Prompt:
List each line of the data that holds the string "行业周报", please.

Extracted data entries

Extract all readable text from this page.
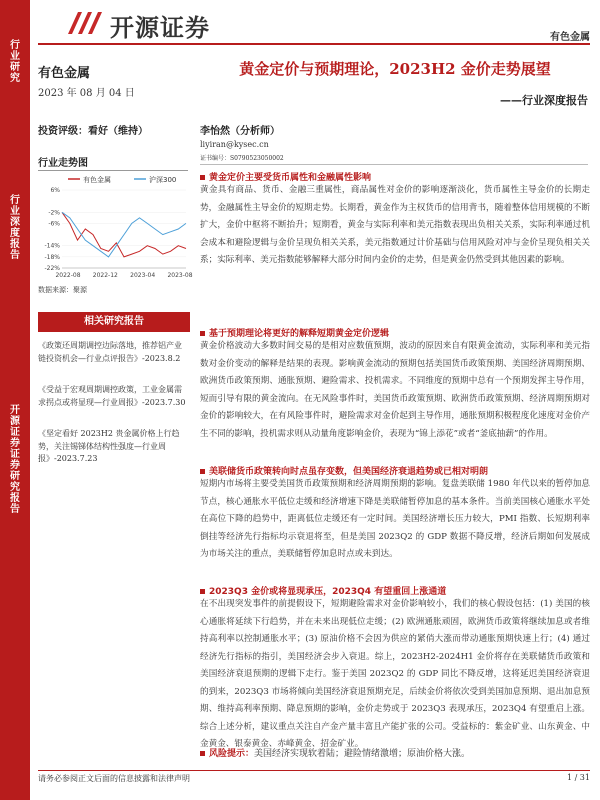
行业研究
行业深度报告
开源证券 证券研究报告
开源证券	有色金属
有色金属
2023 年 08 月 04 日
投资评级：看好（维持）
行业走势图
有色金属	沪深300
6%
-2%
-6%
-14%
-18%
-22%
2022-08 2022-12 2023-04 2023-08
数据来源：聚源
相关研究报告
《政策还周期调控边际落地，推荐铝产业链投资机会—行业点评报告》-2023.8.2
《受益于宏观周期调控政策，工业金属需求拐点或将显现—行业周报》-2023.7.30
《坚定看好 2023H2 贵金属价格上行趋势，关注锡锑体结构性强度—行业周报》-2023.7.23
黄金定价与预期理论，2023H2 金价走势展望
——行业深度报告
李怡然（分析师）
liyiran@kysec.cn
证书编号：S0790523050002
黄金定价主要受货币属性和金融属性影响
黄金具有商品、货币、金融三重属性，商品属性对金价的影响逐渐淡化，货币属性主导金价的长期走势，金融属性主导金价的短期走势。长期看，黄金作为主权货币的信用背书，随着整体信用规模的不断扩大，金价中枢将不断抬升；短期看，黄金与实际利率和美元指数表现出负相关关系，实际利率通过机会成本和避险逻辑与金价呈现负相关关系，美元指数通过计价基础与信用风险对冲与金价呈现负相关关系；实际利率、美元指数能够解释大部分时间内金价的走势，但是黄金仍然受到其他因素的影响。
基于预期理论将更好的解释短期黄金定价逻辑
黄金价格波动大多数时间交易的是相对应数值预期，波动的原因来自有限黄金流动，实际利率和美元指数对金价变动的解释是结果的表现。影响黄金流动的预期包括美国货币政策预期、美国经济周期预期、欧洲货币政策预期、通胀预期、避险需求、投机需求。不同维度的预期中总有一个预期发挥主导作用，短而引导有限的黄金流向。在无风险事件时，美国货币政策预期、欧洲货币政策预期、经济周期预期对金价的影响较大，在有风险事件时，避险需求对金价起到主导作用，通胀预期积极程度化速度对金价产生不同的影响，投机需求则从动量角度影响金价，表现为“锦上添花”或者“釜底抽薪”的作用。
美联储货币政策转向时点虽存变数，但美国经济衰退趋势或已相对明朗
短期内市场将主要受美国货币政策预期和经济周期预期的影响。复盘美联储 1980 年代以来的暂停加息节点，核心通胀水平低位走缓和经济增速下降是美联储暂停加息的基本条件。当前美国核心通胀水平处在高位下降的趋势中，距离低位走缓还有一定时间。美国经济增长压力较大，PMI 指数、长短期利率倒挂等经济先行指标均示衰退将至，但是美国 2023Q2 的 GDP 数据不降反增，经济后期如何发展成为市场关注的重点，美联储暂停加息时点或未到达。
2023Q3 金价或将显现承压，2023Q4 有望重回上涨通道
在不出现突发事件的前提假设下，短期避险需求对金价影响较小，我们的核心假设包括：(1) 美国的核心通胀将延续下行趋势，并在未来出现低位走缓；(2) 欧洲通胀顽固，欧洲货币政策将继续加息或者维持高利率以控制通胀水平；(3) 原油价格不会因为供应的紧俏大涨而带动通胀预期快速上行；(4) 通过经济先行指标的指引，美国经济会步入衰退。综上，2023H2-2024H1 金价将存在美联储货币政策和美国经济衰退预期的逻辑下走行。鉴于美国 2023Q2 的 GDP 同比不降反增，这将延迟美国经济衰退的到来，2023Q3 市场将倾向美国经济衰退预期充足，后续金价将依次受到美国加息预期、退出加息预期、维持高利率预期、降息预期的影响，金价走势或于 2023Q3 表现承压，2023Q4 有望重启上涨。综合上述分析，建议重点关注自产金产量丰富且产能扩张的公司。受益标的：紫金矿业、山东黄金、中金黄金、银泰黄金、赤峰黄金、招金矿业。
风险提示：美国经济实现软着陆；避险情绪激增；原油价格大涨。
请务必参阅正文后面的信息披露和法律声明	1 / 31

Task result:
《受益于宏观周期调控政策，工业金属需求拐点或将显现—行业周报》-2023.7.30
《坚定看好 2023H2 贵金属价格上行趋势，关注锡锑体结构性强度—行业周报》-2023.7.23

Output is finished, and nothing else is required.